# Work to be completed:
Transcribe the material verbatim in full; the pictures do not belong in the copy.

# Task inputs:
┌──

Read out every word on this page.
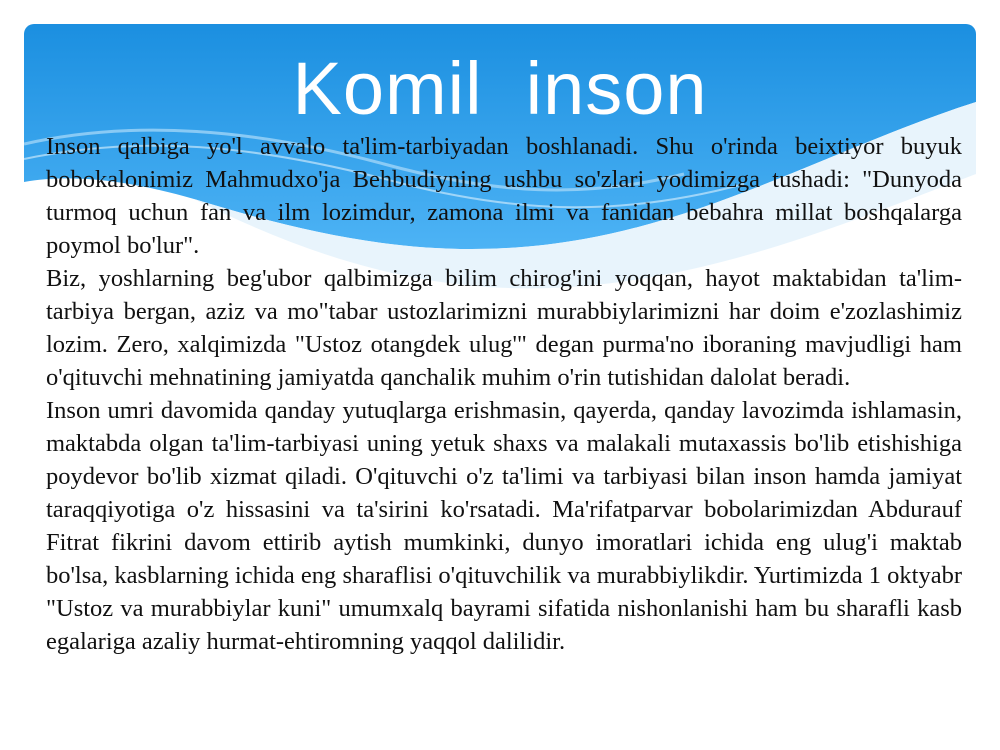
Komil  inson

Inson qalbiga yo'l avvalo ta'lim-tarbiyadan boshlanadi. Shu o'rinda beixtiyor buyuk bobokalonimiz Mahmudxo'ja Behbudiyning ushbu so'zlari yodimizga tushadi: "Dunyoda turmoq uchun fan va ilm lozimdur, zamona ilmi va fanidan bebahra millat boshqalarga poymol bo'lur".

Biz, yoshlarning beg'ubor qalbimizga bilim chirog'ini yoqqan, hayot maktabidan ta'lim-tarbiya bergan, aziz va mo"tabar ustozlarimizni murabbiylarimizni har doim e'zozlashimiz lozim. Zero, xalqimizda "Ustoz otangdek ulug'" degan purma'no iboraning mavjudligi ham o'qituvchi mehnatining jamiyatda qanchalik muhim o'rin tutishidan dalolat beradi.

Inson umri davomida qanday yutuqlarga erishmasin, qayerda, qanday lavozimda ishlamasin, maktabda olgan ta'lim-tarbiyasi uning yetuk shaxs va malakali mutaxassis bo'lib etishishiga poydevor bo'lib xizmat qiladi. O'qituvchi o'z ta'limi va tarbiyasi bilan inson hamda jamiyat taraqqiyotiga o'z hissasini va ta'sirini ko'rsatadi. Ma'rifatparvar bobolarimizdan Abdurauf Fitrat fikrini davom ettirib aytish mumkinki, dunyo imoratlari ichida eng ulug'i maktab bo'lsa, kasblarning ichida eng sharaflisi o'qituvchilik va murabbiylikdir. Yurtimizda 1 oktyabr "Ustoz va murabbiylar kuni" umumxalq bayrami sifatida nishonlanishi ham bu sharafli kasb egalariga azaliy hurmat-ehtiromning yaqqol dalilidir.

└──

# Exercise solution:
Read out every word on this page.
Komil  inson

Inson qalbiga yo'l avvalo ta'lim-tarbiyadan boshlanadi. Shu o'rinda beixtiyor buyuk bobokalonimiz Mahmudxo'ja Behbudiyning ushbu so'zlari yodimizga tushadi: "Dunyoda turmoq uchun fan va ilm lozimdur, zamona ilmi va fanidan bebahra millat boshqalarga poymol bo'lur".

Biz, yoshlarning beg'ubor qalbimizga bilim chirog'ini yoqqan, hayot maktabidan ta'lim-tarbiya bergan, aziz va mo"tabar ustozlarimizni murabbiylarimizni har doim e'zozlashimiz lozim. Zero, xalqimizda "Ustoz otangdek ulug'" degan purma'no iboraning mavjudligi ham o'qituvchi mehnatining jamiyatda qanchalik muhim o'rin tutishidan dalolat beradi.

Inson umri davomida qanday yutuqlarga erishmasin, qayerda, qanday lavozimda ishlamasin, maktabda olgan ta'lim-tarbiyasi uning yetuk shaxs va malakali mutaxassis bo'lib etishishiga poydevor bo'lib xizmat qiladi. O'qituvchi o'z ta'limi va tarbiyasi bilan inson hamda jamiyat taraqqiyotiga o'z hissasini va ta'sirini ko'rsatadi. Ma'rifatparvar bobolarimizdan Abdurauf Fitrat fikrini davom ettirib aytish mumkinki, dunyo imoratlari ichida eng ulug'i maktab bo'lsa, kasblarning ichida eng sharaflisi o'qituvchilik va murabbiylikdir. Yurtimizda 1 oktyabr "Ustoz va murabbiylar kuni" umumxalq bayrami sifatida nishonlanishi ham bu sharafli kasb egalariga azaliy hurmat-ehtiromning yaqqol dalilidir.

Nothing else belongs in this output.